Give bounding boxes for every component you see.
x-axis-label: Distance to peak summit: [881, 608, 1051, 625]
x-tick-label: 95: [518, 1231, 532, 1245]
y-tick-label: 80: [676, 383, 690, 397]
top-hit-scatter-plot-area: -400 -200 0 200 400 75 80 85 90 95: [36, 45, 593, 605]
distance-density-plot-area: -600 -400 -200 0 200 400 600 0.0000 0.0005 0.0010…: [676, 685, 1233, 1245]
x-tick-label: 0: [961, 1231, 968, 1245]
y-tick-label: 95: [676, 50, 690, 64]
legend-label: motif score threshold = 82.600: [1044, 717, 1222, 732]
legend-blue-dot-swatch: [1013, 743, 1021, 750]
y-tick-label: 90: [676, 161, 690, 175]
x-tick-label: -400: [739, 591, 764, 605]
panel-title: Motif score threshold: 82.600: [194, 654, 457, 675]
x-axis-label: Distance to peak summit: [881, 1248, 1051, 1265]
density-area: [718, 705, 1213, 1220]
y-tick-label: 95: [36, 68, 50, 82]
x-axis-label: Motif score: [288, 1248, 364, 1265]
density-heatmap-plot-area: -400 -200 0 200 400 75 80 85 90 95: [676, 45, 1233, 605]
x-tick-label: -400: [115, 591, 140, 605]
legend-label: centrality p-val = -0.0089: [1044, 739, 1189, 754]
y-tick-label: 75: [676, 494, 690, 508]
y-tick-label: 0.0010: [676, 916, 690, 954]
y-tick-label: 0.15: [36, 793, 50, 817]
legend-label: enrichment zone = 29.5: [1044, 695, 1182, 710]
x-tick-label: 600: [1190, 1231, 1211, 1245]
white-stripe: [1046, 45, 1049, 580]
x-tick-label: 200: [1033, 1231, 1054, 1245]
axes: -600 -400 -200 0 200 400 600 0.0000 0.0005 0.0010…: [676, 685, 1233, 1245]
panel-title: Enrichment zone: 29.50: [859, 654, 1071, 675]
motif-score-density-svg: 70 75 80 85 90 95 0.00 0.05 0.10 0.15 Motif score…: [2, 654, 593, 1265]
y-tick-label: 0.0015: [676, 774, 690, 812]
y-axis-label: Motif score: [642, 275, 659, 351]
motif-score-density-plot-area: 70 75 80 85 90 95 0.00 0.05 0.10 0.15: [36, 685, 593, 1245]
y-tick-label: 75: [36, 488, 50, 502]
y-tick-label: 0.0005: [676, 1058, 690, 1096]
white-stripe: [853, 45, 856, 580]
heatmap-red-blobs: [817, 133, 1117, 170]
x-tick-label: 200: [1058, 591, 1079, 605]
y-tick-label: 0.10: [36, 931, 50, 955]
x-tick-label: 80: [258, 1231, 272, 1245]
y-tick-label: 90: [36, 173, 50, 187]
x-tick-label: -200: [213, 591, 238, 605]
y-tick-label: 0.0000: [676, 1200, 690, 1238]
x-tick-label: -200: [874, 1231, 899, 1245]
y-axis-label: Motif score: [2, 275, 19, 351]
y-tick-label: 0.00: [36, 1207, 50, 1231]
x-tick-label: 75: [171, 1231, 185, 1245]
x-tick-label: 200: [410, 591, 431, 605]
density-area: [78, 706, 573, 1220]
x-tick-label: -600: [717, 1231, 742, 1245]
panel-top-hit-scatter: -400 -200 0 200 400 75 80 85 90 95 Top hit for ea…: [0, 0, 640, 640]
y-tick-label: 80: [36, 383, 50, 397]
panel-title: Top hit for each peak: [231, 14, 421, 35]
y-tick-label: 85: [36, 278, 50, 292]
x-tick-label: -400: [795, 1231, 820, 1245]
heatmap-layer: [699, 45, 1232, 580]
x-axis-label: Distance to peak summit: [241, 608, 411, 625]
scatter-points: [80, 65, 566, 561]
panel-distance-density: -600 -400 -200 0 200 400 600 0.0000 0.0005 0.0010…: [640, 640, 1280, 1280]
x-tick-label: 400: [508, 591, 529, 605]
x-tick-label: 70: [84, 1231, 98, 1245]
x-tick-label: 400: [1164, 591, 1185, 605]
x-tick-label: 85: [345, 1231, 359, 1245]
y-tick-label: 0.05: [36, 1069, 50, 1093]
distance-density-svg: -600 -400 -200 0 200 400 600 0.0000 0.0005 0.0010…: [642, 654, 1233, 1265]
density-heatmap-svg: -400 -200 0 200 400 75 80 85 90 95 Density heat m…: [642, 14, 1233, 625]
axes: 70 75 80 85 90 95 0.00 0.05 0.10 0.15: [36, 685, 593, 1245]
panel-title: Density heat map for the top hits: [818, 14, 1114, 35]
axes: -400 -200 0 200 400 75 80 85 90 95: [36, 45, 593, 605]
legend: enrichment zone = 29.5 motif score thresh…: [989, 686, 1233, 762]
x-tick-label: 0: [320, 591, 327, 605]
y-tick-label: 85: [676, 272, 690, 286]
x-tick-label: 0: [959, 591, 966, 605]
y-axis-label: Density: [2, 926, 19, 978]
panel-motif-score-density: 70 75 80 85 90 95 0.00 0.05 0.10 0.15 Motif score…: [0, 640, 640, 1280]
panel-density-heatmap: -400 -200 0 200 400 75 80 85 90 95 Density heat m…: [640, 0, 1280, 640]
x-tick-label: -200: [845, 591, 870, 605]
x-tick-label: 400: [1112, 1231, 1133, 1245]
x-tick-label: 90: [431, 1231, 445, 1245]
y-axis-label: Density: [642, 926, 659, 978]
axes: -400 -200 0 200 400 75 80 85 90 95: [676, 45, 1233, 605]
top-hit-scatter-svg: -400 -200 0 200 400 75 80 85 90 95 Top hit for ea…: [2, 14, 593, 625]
---
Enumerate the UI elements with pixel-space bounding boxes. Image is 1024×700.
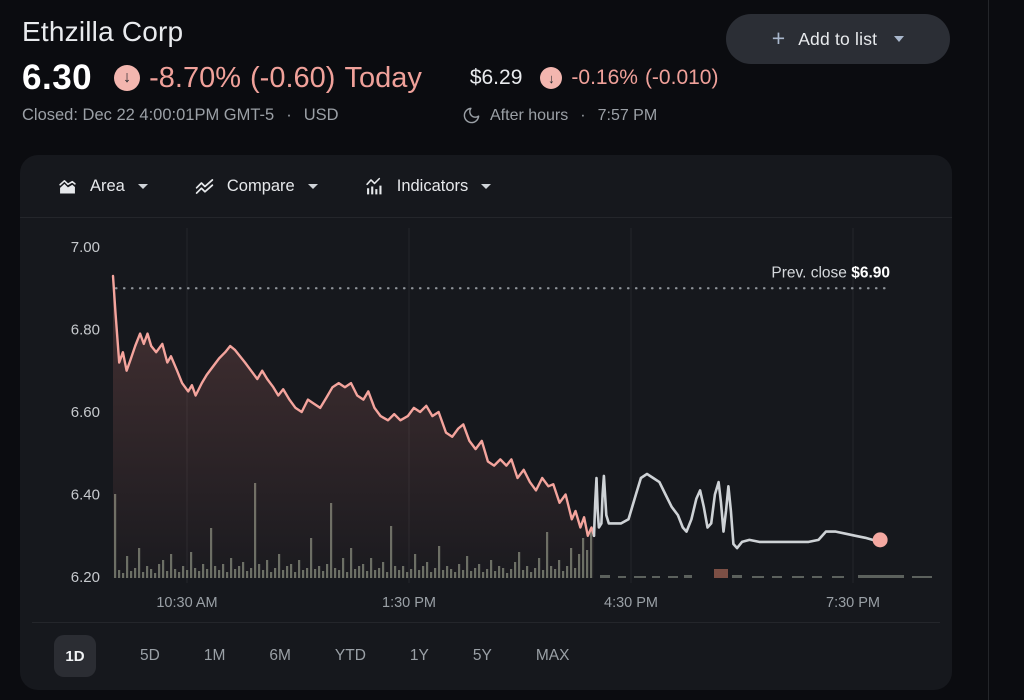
==
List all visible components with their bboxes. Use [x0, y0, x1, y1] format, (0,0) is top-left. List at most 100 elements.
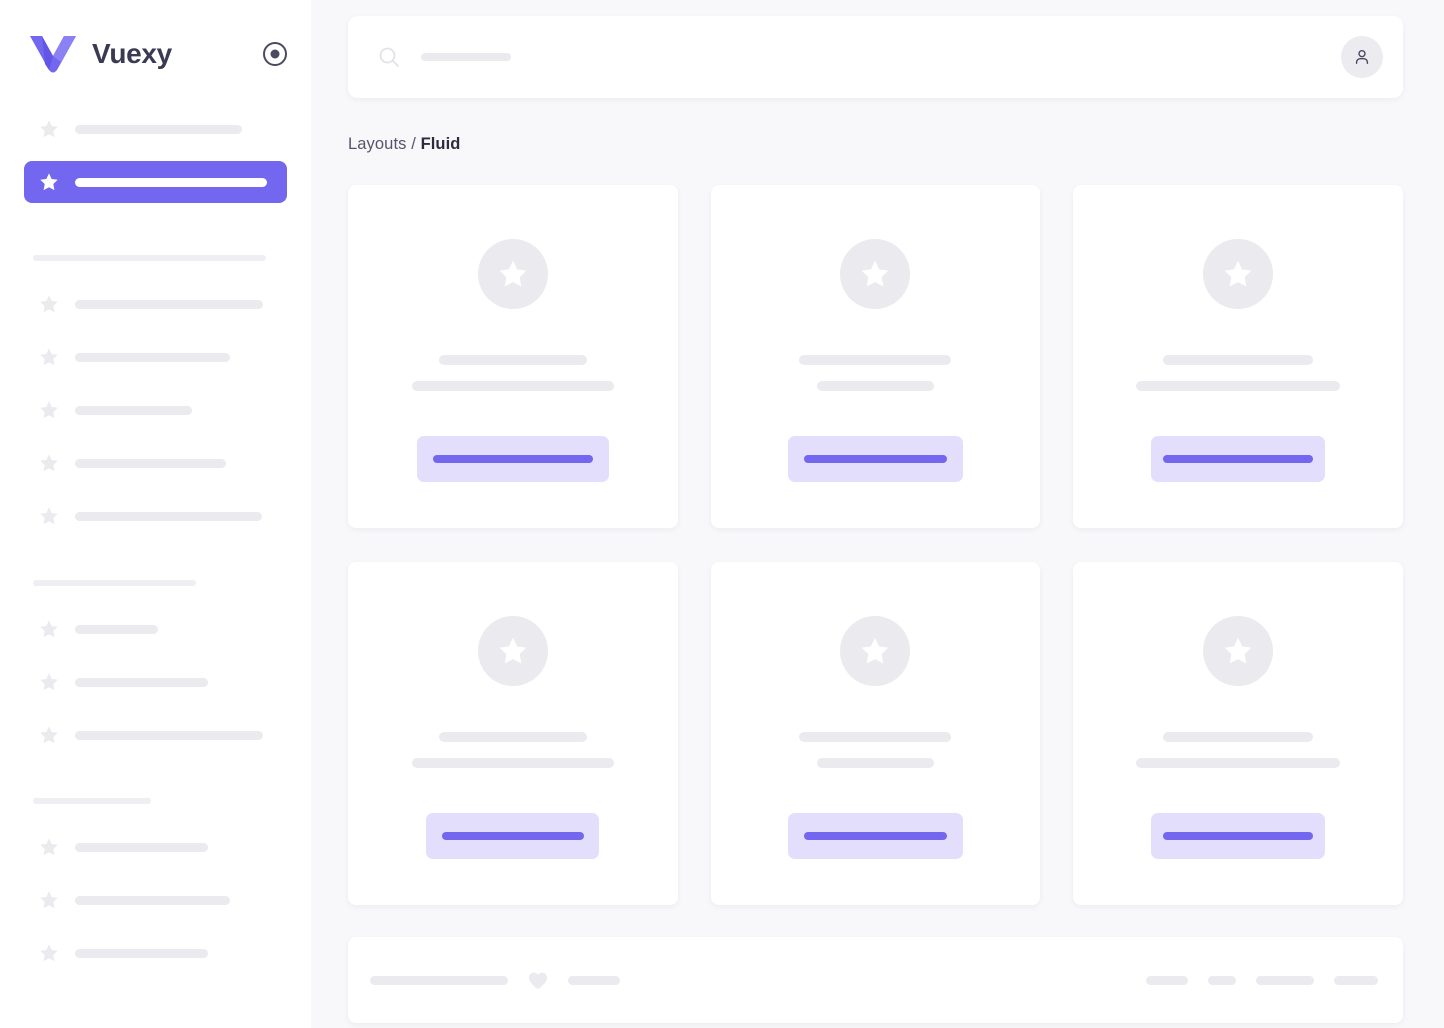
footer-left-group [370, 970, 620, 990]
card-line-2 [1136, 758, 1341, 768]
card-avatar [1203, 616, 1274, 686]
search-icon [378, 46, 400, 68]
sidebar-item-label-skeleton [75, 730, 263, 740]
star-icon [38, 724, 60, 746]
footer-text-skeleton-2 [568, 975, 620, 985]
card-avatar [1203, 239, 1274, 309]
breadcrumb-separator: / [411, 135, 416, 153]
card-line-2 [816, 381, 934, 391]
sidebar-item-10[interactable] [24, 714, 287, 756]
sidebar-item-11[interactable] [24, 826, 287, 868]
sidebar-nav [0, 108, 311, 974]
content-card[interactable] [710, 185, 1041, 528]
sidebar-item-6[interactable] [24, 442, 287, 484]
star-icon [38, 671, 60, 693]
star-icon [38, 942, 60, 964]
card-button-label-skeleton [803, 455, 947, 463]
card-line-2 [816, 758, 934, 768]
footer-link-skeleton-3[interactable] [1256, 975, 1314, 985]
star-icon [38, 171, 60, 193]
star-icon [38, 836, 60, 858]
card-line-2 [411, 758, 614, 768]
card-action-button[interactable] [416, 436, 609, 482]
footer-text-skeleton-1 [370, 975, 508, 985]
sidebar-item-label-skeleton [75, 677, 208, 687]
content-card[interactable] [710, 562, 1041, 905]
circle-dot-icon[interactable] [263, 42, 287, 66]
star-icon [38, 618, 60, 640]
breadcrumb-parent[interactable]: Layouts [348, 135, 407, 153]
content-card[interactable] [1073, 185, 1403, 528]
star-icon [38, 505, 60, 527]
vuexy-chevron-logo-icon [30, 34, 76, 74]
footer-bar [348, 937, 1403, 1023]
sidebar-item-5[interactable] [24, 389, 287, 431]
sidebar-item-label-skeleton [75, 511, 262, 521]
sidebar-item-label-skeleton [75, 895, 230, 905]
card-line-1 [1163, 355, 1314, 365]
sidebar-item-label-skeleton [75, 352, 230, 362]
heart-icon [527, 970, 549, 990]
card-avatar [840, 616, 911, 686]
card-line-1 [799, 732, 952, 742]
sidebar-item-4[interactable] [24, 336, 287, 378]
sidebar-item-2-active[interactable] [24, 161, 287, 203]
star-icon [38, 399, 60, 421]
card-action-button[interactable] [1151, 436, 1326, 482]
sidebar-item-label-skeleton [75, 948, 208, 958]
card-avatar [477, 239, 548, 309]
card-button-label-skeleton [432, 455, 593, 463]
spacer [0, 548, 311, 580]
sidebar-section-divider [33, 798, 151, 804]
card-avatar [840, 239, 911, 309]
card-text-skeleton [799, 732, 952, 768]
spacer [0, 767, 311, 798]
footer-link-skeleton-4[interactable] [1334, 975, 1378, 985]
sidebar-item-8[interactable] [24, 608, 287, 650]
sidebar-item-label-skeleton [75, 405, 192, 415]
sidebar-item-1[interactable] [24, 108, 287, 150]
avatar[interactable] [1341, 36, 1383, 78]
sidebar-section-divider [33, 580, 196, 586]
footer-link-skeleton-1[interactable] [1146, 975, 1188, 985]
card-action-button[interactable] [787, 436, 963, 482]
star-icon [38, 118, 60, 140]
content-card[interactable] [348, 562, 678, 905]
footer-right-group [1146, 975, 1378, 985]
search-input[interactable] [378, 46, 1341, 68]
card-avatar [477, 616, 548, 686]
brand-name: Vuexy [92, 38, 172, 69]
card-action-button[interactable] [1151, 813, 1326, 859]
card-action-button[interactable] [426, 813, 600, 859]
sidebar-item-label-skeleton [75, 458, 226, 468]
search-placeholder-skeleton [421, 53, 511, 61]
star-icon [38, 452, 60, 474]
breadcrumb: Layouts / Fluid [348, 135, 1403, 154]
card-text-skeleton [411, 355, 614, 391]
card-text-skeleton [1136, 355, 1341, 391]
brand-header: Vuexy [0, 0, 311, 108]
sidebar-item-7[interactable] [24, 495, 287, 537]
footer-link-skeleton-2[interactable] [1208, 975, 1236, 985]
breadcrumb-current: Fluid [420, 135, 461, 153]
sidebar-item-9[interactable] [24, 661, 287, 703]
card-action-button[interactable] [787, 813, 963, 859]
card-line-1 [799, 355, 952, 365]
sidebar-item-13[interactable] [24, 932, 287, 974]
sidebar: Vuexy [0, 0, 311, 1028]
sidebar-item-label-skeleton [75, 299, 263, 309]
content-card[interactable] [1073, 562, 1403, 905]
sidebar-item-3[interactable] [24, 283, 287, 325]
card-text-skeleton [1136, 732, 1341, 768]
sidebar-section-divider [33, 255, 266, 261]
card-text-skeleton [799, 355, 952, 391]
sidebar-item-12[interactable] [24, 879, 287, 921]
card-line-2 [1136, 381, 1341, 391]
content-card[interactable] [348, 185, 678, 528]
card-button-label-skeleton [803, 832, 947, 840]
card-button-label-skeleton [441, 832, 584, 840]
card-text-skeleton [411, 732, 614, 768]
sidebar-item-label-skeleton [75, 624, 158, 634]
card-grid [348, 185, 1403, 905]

== Exercise aim ==
Starting at the line that has "Give bounding boxes" and stopping after the line that has "y-tick-label: 90: [676, 161, 690, 175]", write out this material again with "Distance to peak summit" swapped for "Offset from peak summit" and everything else left unchanged.

== Result ==
Give bounding boxes for every component you see.
x-axis-label: Offset from peak summit: [881, 608, 1051, 625]
x-tick-label: 95: [518, 1231, 532, 1245]
y-tick-label: 80: [676, 383, 690, 397]
top-hit-scatter-plot-area: -400 -200 0 200 400 75 80 85 90 95: [36, 45, 593, 605]
distance-density-plot-area: -600 -400 -200 0 200 400 600 0.0000 0.0005 0.0010…: [676, 685, 1233, 1245]
x-tick-label: 0: [961, 1231, 968, 1245]
y-tick-label: 95: [676, 50, 690, 64]
legend-label: motif score threshold = 82.600: [1044, 717, 1222, 732]
legend-blue-dot-swatch: [1013, 743, 1021, 750]
y-tick-label: 90: [676, 161, 690, 175]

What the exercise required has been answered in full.